WHAT YOU ARE ASKED TO DO. Report how many of the rows below contain the string "avatar". Give only the number.

Image element box rows.
--------

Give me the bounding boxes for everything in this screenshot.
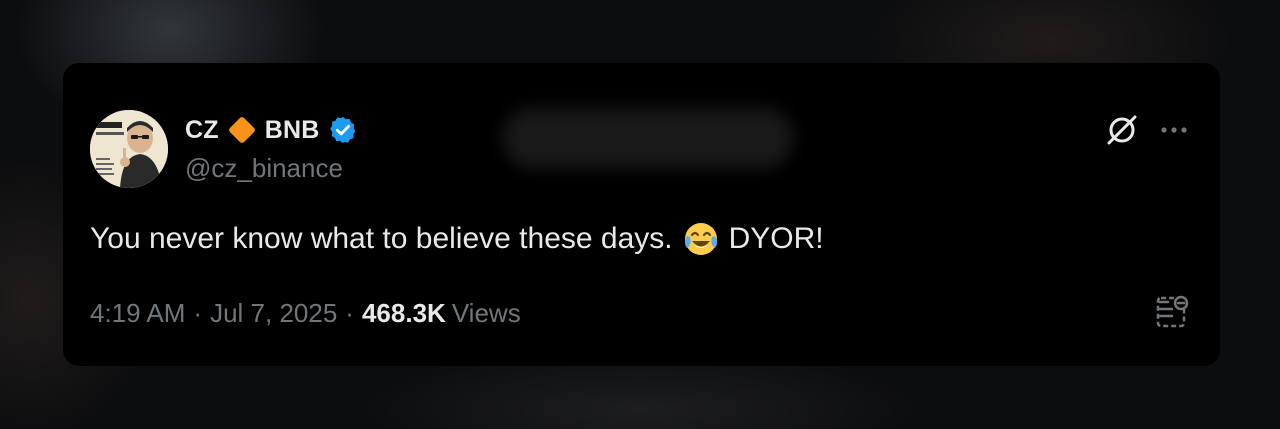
author-handle[interactable]: @cz_binance xyxy=(185,153,343,184)
tweet-date[interactable]: Jul 7, 2025 xyxy=(210,298,337,329)
tweet-text-dyor: DYOR! xyxy=(728,222,824,255)
tweet-text: You never know what to believe these day… xyxy=(90,221,824,257)
more-icon[interactable] xyxy=(1157,115,1191,145)
avatar-illustration xyxy=(90,110,168,188)
author-name-second[interactable]: BNB xyxy=(265,116,320,145)
views-label: Views xyxy=(451,298,521,328)
views-count: 468.3K xyxy=(361,298,446,328)
tweet-meta: 4:19 AM · Jul 7, 2025 · 468.3K Views xyxy=(90,298,521,329)
analytics-icon[interactable] xyxy=(1154,294,1190,330)
author-avatar[interactable] xyxy=(90,110,168,188)
meta-separator: · xyxy=(193,298,203,328)
author-name-row[interactable]: CZ BNB xyxy=(185,111,358,149)
author-name-first[interactable]: CZ xyxy=(185,116,219,145)
meta-separator: · xyxy=(345,298,354,328)
tweet-time[interactable]: 4:19 AM xyxy=(90,298,185,329)
face-with-tears-of-joy-icon xyxy=(683,221,719,257)
verified-badge-icon xyxy=(328,115,358,145)
tweet-text-main: You never know what to believe these day… xyxy=(90,222,673,255)
tweet-card[interactable]: CZ BNB @cz_binance You never know what t… xyxy=(63,63,1220,366)
orange-diamond-icon xyxy=(225,113,259,147)
blurred-overlay xyxy=(503,108,793,168)
grok-icon[interactable] xyxy=(1105,113,1139,147)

--------

ANSWER TO THE TASK. 2